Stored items
↓↓↓

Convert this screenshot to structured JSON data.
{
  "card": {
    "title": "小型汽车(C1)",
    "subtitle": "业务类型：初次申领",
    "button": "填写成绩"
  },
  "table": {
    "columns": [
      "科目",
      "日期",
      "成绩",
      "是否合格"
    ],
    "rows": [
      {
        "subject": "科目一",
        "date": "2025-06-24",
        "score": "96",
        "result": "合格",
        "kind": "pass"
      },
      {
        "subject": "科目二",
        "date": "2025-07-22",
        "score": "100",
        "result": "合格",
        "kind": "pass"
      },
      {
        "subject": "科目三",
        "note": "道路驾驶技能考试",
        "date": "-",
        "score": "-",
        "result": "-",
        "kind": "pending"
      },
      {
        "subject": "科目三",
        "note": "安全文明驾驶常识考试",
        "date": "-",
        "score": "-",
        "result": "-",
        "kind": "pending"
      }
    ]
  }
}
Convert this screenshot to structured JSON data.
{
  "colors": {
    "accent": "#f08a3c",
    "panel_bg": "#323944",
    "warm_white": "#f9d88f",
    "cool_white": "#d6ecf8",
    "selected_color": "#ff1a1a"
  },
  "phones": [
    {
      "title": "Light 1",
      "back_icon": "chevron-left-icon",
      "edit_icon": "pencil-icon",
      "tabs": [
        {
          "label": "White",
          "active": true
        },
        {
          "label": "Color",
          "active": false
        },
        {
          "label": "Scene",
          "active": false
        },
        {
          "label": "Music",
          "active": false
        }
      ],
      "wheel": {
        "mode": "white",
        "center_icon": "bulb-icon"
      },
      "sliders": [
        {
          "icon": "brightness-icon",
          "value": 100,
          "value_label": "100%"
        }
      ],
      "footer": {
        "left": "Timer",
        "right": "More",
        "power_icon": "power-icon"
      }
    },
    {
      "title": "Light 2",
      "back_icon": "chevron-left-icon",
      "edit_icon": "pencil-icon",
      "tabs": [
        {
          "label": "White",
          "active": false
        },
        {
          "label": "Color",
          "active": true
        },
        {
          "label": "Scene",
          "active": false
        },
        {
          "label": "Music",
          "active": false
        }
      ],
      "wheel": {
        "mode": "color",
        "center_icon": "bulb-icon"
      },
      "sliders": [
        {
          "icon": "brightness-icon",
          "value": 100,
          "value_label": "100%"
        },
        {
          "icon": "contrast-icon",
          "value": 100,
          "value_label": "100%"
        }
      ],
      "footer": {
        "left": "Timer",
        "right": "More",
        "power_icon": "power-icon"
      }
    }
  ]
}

↑↑↑

■ EXERCISE TASK
Word for word, extract all the records.

■ EXERCISE OUTPUT
Convert this screenshot to structured JSON data.
{
  "card": {
    "title": "小型汽车(C1)",
    "subtitle": "业务类型：初次申领",
    "button": "填写成绩"
  },
  "table": {
    "columns": [
      "科目",
      "日期",
      "成绩",
      "是否合格"
    ],
    "rows": [
      {
        "subject": "科目一",
        "date": "2025-06-24",
        "score": "96",
        "result": "合格",
        "kind": "pass"
      },
      {
        "subject": "科目二",
        "date": "2025-07-22",
        "score": "100",
        "result": "合格",
        "kind": "pass"
      },
      {
        "subject": "科目三",
        "note": "道路驾驶技能考试",
        "date": "-",
        "score": "-",
        "result": "-",
        "kind": "pending"
      },
      {
        "subject": "科目三",
        "note": "安全文明驾驶常识考试",
        "date": "-",
        "score": "-",
        "result": "-",
        "kind": "pending"
      }
    ]
  }
}
Convert this screenshot to structured JSON data.
{
  "colors": {
    "accent": "#f08a3c",
    "panel_bg": "#323944",
    "warm_white": "#f9d88f",
    "cool_white": "#d6ecf8",
    "selected_color": "#ff1a1a"
  },
  "phones": [
    {
      "title": "Light 1",
      "back_icon": "chevron-left-icon",
      "edit_icon": "pencil-icon",
      "tabs": [
        {
          "label": "White",
          "active": true
        },
        {
          "label": "Color",
          "active": false
        },
        {
          "label": "Scene",
          "active": false
        },
        {
          "label": "Music",
          "active": false
        }
      ],
      "wheel": {
        "mode": "white",
        "center_icon": "bulb-icon"
      },
      "sliders": [
        {
          "icon": "brightness-icon",
          "value": 100,
          "value_label": "100%"
        }
      ],
      "footer": {
        "left": "Timer",
        "right": "More",
        "power_icon": "power-icon"
      }
    },
    {
      "title": "Light 2",
      "back_icon": "chevron-left-icon",
      "edit_icon": "pencil-icon",
      "tabs": [
        {
          "label": "White",
          "active": false
        },
        {
          "label": "Color",
          "active": true
        },
        {
          "label": "Scene",
          "active": false
        },
        {
          "label": "Music",
          "active": false
        }
      ],
      "wheel": {
        "mode": "color",
        "center_icon": "bulb-icon"
      },
      "sliders": [
        {
          "icon": "brightness-icon",
          "value": 100,
          "value_label": "100%"
        },
        {
          "icon": "contrast-icon",
          "value": 100,
          "value_label": "100%"
        }
      ],
      "footer": {
        "left": "Timer",
        "right": "More",
        "power_icon": "power-icon"
      }
    }
  ]
}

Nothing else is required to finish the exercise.